• _WHAT THIS EXERCISE ASKS_:
**1.** In the post about a first month in a product role, what kind of platform is ImpactGuru?
**2.** Using the post about a first month in a product role, explain why the writer had to conduct a deep data analysis for the experiment they were in charge of.

• _SOURCE EXTRACT_:
•••••

A month in Product
It’s been a month since I joined ImpactGuru as Associate Product Strategist so I thought I could take this opportunity to retrospectively share my learnings and what I do day-to-day in product role.
Let me start by a quick introduction, I’m a 2021 engineering undergraduate student from Mumbai University. In my final year of engineering I was working at an AI media startup where I did product and design. Graduated in June ’21 and started exploring opportunities for full-time product roles. And within a couple of months I ended up joining ImpactGuru - social crowdfunding platform.
At ImpactGuru, my priorities are mainly focused around identifying internal process and execution problems, helping PM in there tasks and currently running an experiment which has a direct impact on our GMV.
Here’s what I learnt in my first month -
Curiosity to learn is important
Curiosity will drive you to be keen and help you understand the complete product in depth. In the early days you won’t be assigned much work, so you can understand the product but use this time to explore and understand not just the product but what problems they are facing, information flow across the teams, how teams function with other teams and internally. This curiosity will make you ask certain questions which will help uncover some info which might not be available is PRDs or other repos.
Unlearning is equally important
I needed to have a shift in mindset from a student and an aspiring product manager to being in the product role. Here is how I’m defining that gap - from showing that I can do it to actually executing it. When I was assigned my first project - the experiment I’m running - I got all excited and made a 3-pager doc and shared with my reporting manager with all the details in it but instead what I should have done is done some quick data analysis related to where the experiment and then ask about the next steps.
Data reveals more than you expect
The experiment that I’m in charge of, I had to conduct a deep data analysis to understand the current behavior, form hypotheses and set goals for the experiment. Analyzing the data I found new unexpected insights and behavior, which helped shape the rest of the experiment.
Patience is key
Patience is required to understand the product, roadmap and previous experiments inside out and only then one should give suggestions. It’s natural to find a problem and start giving suggestions that do this, but being will help learn more about certain things that were previously tried but did not work out.
Markets are underserved
There is so much potential for the Indian startups to bring true innovation in the healthcare space. It feels underserved compared to the software industry. Not just the social crowdfunding but the healthcare infrastructure and services associated with it directly or indirectly are waiting for real disruption.
Be open to make mistakes and learn from them
For some reason I wanted to be the right person in the room. Why? I wanted to announce my arrival in the company. I realized that this was not the right approach and I started taking things easy. I changed my approach from being right to making sure that I’m putting my efforts and inputs in the right direction. I had a hard time accepting the fact that I’m prone to making mistakes since I’m early into this but once I made peace with it I’m looking forward to learning from the challenges I face and improving myself.
Learn Excel/google sheets
I just can’t stress enough on how much it helped me with data analysis. I had to google tips and tricks to use excel and google sheets. I know mixpanel, amplitude, segment, tableau, hotjar, google analytics and many more are available in the market but think of excel as marijuana, a gateway into analytics universe.
I’ll end by attaching links to Manas Saloi’s blog where I found some good resources - First 90 days and how to do proper 1:1.
This is it folks. I hope this helps you become a better version of yourself and helps you in some way in your career.

•••••

[Dataset entries]
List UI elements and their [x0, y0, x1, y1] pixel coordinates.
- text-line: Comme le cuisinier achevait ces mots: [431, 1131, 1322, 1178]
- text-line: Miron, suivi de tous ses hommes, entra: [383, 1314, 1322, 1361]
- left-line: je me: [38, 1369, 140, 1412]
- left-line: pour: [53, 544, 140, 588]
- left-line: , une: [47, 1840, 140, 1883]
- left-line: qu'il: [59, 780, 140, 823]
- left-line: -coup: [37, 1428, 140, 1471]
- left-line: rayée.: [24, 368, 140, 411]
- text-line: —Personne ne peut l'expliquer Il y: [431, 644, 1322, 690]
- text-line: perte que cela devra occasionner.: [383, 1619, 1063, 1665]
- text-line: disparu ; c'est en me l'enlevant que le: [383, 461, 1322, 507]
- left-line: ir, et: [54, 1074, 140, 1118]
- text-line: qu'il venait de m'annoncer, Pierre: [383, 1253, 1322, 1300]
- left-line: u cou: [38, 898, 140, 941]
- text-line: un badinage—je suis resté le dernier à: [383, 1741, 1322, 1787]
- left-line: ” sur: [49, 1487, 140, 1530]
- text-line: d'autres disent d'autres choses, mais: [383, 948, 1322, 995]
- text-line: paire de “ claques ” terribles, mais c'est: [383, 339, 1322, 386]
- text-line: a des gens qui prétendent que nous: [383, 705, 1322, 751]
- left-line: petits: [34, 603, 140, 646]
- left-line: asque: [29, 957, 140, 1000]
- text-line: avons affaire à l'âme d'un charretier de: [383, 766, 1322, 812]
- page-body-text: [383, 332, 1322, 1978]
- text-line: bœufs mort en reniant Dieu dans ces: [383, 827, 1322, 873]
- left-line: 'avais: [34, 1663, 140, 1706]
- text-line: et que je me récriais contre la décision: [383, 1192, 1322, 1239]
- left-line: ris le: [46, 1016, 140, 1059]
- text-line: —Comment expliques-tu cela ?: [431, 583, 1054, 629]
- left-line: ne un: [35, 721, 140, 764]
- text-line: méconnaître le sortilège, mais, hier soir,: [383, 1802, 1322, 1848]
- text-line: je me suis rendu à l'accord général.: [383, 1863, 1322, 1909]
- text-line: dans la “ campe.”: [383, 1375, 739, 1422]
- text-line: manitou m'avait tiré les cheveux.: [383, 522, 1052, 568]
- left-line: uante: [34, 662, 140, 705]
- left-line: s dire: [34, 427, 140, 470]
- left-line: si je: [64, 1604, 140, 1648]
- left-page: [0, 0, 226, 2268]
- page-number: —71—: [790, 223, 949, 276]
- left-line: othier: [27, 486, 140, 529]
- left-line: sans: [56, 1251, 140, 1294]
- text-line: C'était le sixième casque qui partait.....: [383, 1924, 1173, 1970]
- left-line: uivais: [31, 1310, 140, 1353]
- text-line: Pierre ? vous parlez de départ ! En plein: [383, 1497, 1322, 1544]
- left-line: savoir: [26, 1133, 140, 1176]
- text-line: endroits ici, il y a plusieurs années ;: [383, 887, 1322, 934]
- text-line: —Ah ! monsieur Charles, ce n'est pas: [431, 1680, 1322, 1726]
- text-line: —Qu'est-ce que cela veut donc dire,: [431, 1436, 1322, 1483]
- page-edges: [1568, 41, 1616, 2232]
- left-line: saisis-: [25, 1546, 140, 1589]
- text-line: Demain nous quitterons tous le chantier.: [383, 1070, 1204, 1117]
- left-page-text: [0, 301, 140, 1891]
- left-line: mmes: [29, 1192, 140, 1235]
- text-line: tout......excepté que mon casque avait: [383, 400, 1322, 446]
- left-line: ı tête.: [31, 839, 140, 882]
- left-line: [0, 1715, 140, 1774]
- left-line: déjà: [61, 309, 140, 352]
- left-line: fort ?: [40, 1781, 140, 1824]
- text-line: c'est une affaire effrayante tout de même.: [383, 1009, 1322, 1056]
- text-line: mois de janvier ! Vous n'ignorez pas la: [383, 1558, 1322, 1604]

•••••

• _ANSWERS PROVIDED_:
**1.** A social crowdfunding platform.

**2.** The analysis was needed to understand the current behavior, form hypotheses, and set goals for the experiment. It also revealed new, unexpected insights and behavior that helped shape the rest of the experiment.